**GIVEN PROBLEM**
Produce an exact copy of all the data below, dropping every image.

**********

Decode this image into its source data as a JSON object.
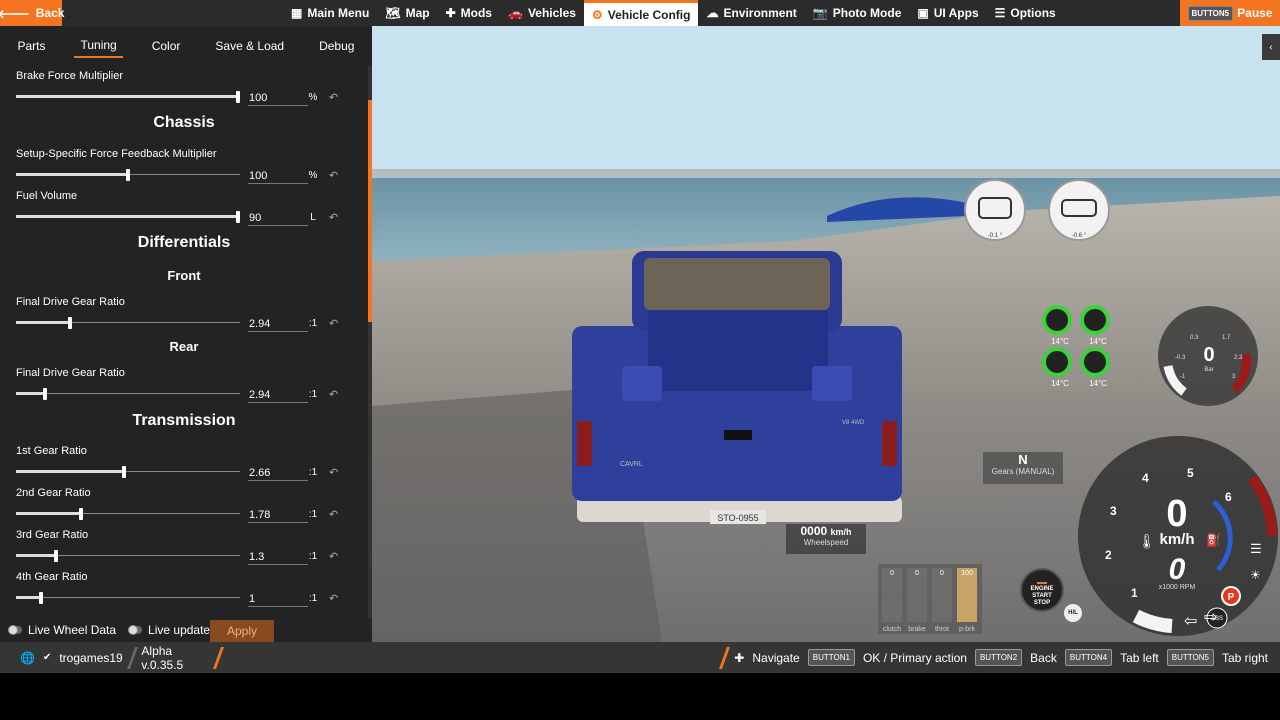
{
  "topbar": {
    "back_label": "Back",
    "menu": [
      {
        "label": "Main Menu",
        "icon": "grid-icon"
      },
      {
        "label": "Map",
        "icon": "map-icon"
      },
      {
        "label": "Mods",
        "icon": "puzzle-icon"
      },
      {
        "label": "Vehicles",
        "icon": "car-icon"
      },
      {
        "label": "Vehicle Config",
        "icon": "engine-icon"
      },
      {
        "label": "Environment",
        "icon": "weather-icon"
      },
      {
        "label": "Photo Mode",
        "icon": "camera-icon"
      },
      {
        "label": "UI Apps",
        "icon": "apps-icon"
      },
      {
        "label": "Options",
        "icon": "sliders-icon"
      }
    ],
    "pause_key": "BUTTON5",
    "pause_label": "Pause"
  },
  "tabs": [
    "Parts",
    "Tuning",
    "Color",
    "Save & Load",
    "Debug"
  ],
  "active_tab": "Tuning",
  "tuning": {
    "brake": {
      "label": "Brake Force Multiplier",
      "value": "100",
      "unit": "%",
      "fraction": 0.99
    },
    "chassis_title": "Chassis",
    "ffb": {
      "label": "Setup-Specific Force Feedback Multiplier",
      "value": "100",
      "unit": "%",
      "fraction": 0.5
    },
    "fuel": {
      "label": "Fuel Volume",
      "value": "90",
      "unit": "L",
      "fraction": 0.99
    },
    "diff_title": "Differentials",
    "front_title": "Front",
    "front_ratio": {
      "label": "Final Drive Gear Ratio",
      "value": "2.94",
      "unit": ":1",
      "fraction": 0.24
    },
    "rear_title": "Rear",
    "rear_ratio": {
      "label": "Final Drive Gear Ratio",
      "value": "2.94",
      "unit": ":1",
      "fraction": 0.13
    },
    "trans_title": "Transmission",
    "gear1": {
      "label": "1st Gear Ratio",
      "value": "2.66",
      "unit": ":1",
      "fraction": 0.48
    },
    "gear2": {
      "label": "2nd Gear Ratio",
      "value": "1.78",
      "unit": ":1",
      "fraction": 0.29
    },
    "gear3": {
      "label": "3rd Gear Ratio",
      "value": "1.3",
      "unit": ":1",
      "fraction": 0.18
    },
    "gear4": {
      "label": "4th Gear Ratio",
      "value": "1",
      "unit": ":1",
      "fraction": 0.11
    }
  },
  "panel_bottom": {
    "live_wheel": "Live Wheel Data",
    "live_updates": "Live updates",
    "apply": "Apply"
  },
  "hud": {
    "speed_value": "0000",
    "speed_unit": "km/h",
    "speed_label": "Wheelspeed",
    "gear": "N",
    "gear_mode": "Gears (MANUAL)",
    "pedals": [
      {
        "label": "clutch",
        "value": "0"
      },
      {
        "label": "brake",
        "value": "0"
      },
      {
        "label": "throt",
        "value": "0"
      },
      {
        "label": "p-brk",
        "value": "100"
      }
    ],
    "start_stop": [
      "ENGINE",
      "START",
      "STOP"
    ],
    "hi_label": "H/L",
    "tire_temps": [
      "14°C",
      "14°C",
      "14°C",
      "14°C"
    ],
    "tilt_left": "-0.1 °",
    "tilt_right": "-0.6 °",
    "boost_value": "0",
    "boost_unit": "Bar",
    "boost_ticks": [
      "0.3",
      "1.7",
      "-0.3",
      "2.3",
      "-1",
      "3"
    ],
    "speedo_value": "0",
    "speedo_unit": "km/h",
    "rpm_value": "0",
    "rpm_unit": "x1000 RPM",
    "rpm_ticks": [
      "1",
      "2",
      "3",
      "4",
      "5",
      "6"
    ],
    "abs_label": "ABS",
    "park_label": "P",
    "plate": "STO-0955",
    "badge": "CAVRL",
    "trim_badge": "V8 4WD"
  },
  "bottombar": {
    "username": "trogames19",
    "version": "Alpha v.0.35.5",
    "hints": [
      {
        "label": "Navigate",
        "key": ""
      },
      {
        "label": "OK / Primary action",
        "key": "BUTTON1"
      },
      {
        "label": "Back",
        "key": "BUTTON2"
      },
      {
        "label": "Tab left",
        "key": "BUTTON4"
      },
      {
        "label": "Tab right",
        "key": "BUTTON5"
      }
    ]
  },
  "colors": {
    "accent": "#f47421",
    "panel": "#222325",
    "truck": "#2e3f9c"
  }
}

**********

**TASK SOLUTION**
Decode this image into its source data as a JSON object.
{
  "topbar": {
    "back_label": "Back",
    "menu": [
      {
        "label": "Main Menu",
        "icon": "grid-icon"
      },
      {
        "label": "Map",
        "icon": "map-icon"
      },
      {
        "label": "Mods",
        "icon": "puzzle-icon"
      },
      {
        "label": "Vehicles",
        "icon": "car-icon"
      },
      {
        "label": "Vehicle Config",
        "icon": "engine-icon"
      },
      {
        "label": "Environment",
        "icon": "weather-icon"
      },
      {
        "label": "Photo Mode",
        "icon": "camera-icon"
      },
      {
        "label": "UI Apps",
        "icon": "apps-icon"
      },
      {
        "label": "Options",
        "icon": "sliders-icon"
      }
    ],
    "pause_key": "BUTTON5",
    "pause_label": "Pause"
  },
  "tabs": [
    "Parts",
    "Tuning",
    "Color",
    "Save & Load",
    "Debug"
  ],
  "active_tab": "Tuning",
  "tuning": {
    "brake": {
      "label": "Brake Force Multiplier",
      "value": "100",
      "unit": "%",
      "fraction": 0.99
    },
    "chassis_title": "Chassis",
    "ffb": {
      "label": "Setup-Specific Force Feedback Multiplier",
      "value": "100",
      "unit": "%",
      "fraction": 0.5
    },
    "fuel": {
      "label": "Fuel Volume",
      "value": "90",
      "unit": "L",
      "fraction": 0.99
    },
    "diff_title": "Differentials",
    "front_title": "Front",
    "front_ratio": {
      "label": "Final Drive Gear Ratio",
      "value": "2.94",
      "unit": ":1",
      "fraction": 0.24
    },
    "rear_title": "Rear",
    "rear_ratio": {
      "label": "Final Drive Gear Ratio",
      "value": "2.94",
      "unit": ":1",
      "fraction": 0.13
    },
    "trans_title": "Transmission",
    "gear1": {
      "label": "1st Gear Ratio",
      "value": "2.66",
      "unit": ":1",
      "fraction": 0.48
    },
    "gear2": {
      "label": "2nd Gear Ratio",
      "value": "1.78",
      "unit": ":1",
      "fraction": 0.29
    },
    "gear3": {
      "label": "3rd Gear Ratio",
      "value": "1.3",
      "unit": ":1",
      "fraction": 0.18
    },
    "gear4": {
      "label": "4th Gear Ratio",
      "value": "1",
      "unit": ":1",
      "fraction": 0.11
    }
  },
  "panel_bottom": {
    "live_wheel": "Live Wheel Data",
    "live_updates": "Live updates",
    "apply": "Apply"
  },
  "hud": {
    "speed_value": "0000",
    "speed_unit": "km/h",
    "speed_label": "Wheelspeed",
    "gear": "N",
    "gear_mode": "Gears (MANUAL)",
    "pedals": [
      {
        "label": "clutch",
        "value": "0"
      },
      {
        "label": "brake",
        "value": "0"
      },
      {
        "label": "throt",
        "value": "0"
      },
      {
        "label": "p-brk",
        "value": "100"
      }
    ],
    "start_stop": [
      "ENGINE",
      "START",
      "STOP"
    ],
    "hi_label": "H/L",
    "tire_temps": [
      "14°C",
      "14°C",
      "14°C",
      "14°C"
    ],
    "tilt_left": "-0.1 °",
    "tilt_right": "-0.6 °",
    "boost_value": "0",
    "boost_unit": "Bar",
    "boost_ticks": [
      "0.3",
      "1.7",
      "-0.3",
      "2.3",
      "-1",
      "3"
    ],
    "speedo_value": "0",
    "speedo_unit": "km/h",
    "rpm_value": "0",
    "rpm_unit": "x1000 RPM",
    "rpm_ticks": [
      "1",
      "2",
      "3",
      "4",
      "5",
      "6"
    ],
    "abs_label": "ABS",
    "park_label": "P",
    "plate": "STO-0955",
    "badge": "CAVRL",
    "trim_badge": "V8 4WD"
  },
  "bottombar": {
    "username": "trogames19",
    "version": "Alpha v.0.35.5",
    "hints": [
      {
        "label": "Navigate",
        "key": ""
      },
      {
        "label": "OK / Primary action",
        "key": "BUTTON1"
      },
      {
        "label": "Back",
        "key": "BUTTON2"
      },
      {
        "label": "Tab left",
        "key": "BUTTON4"
      },
      {
        "label": "Tab right",
        "key": "BUTTON5"
      }
    ]
  },
  "colors": {
    "accent": "#f47421",
    "panel": "#222325",
    "truck": "#2e3f9c"
  }
}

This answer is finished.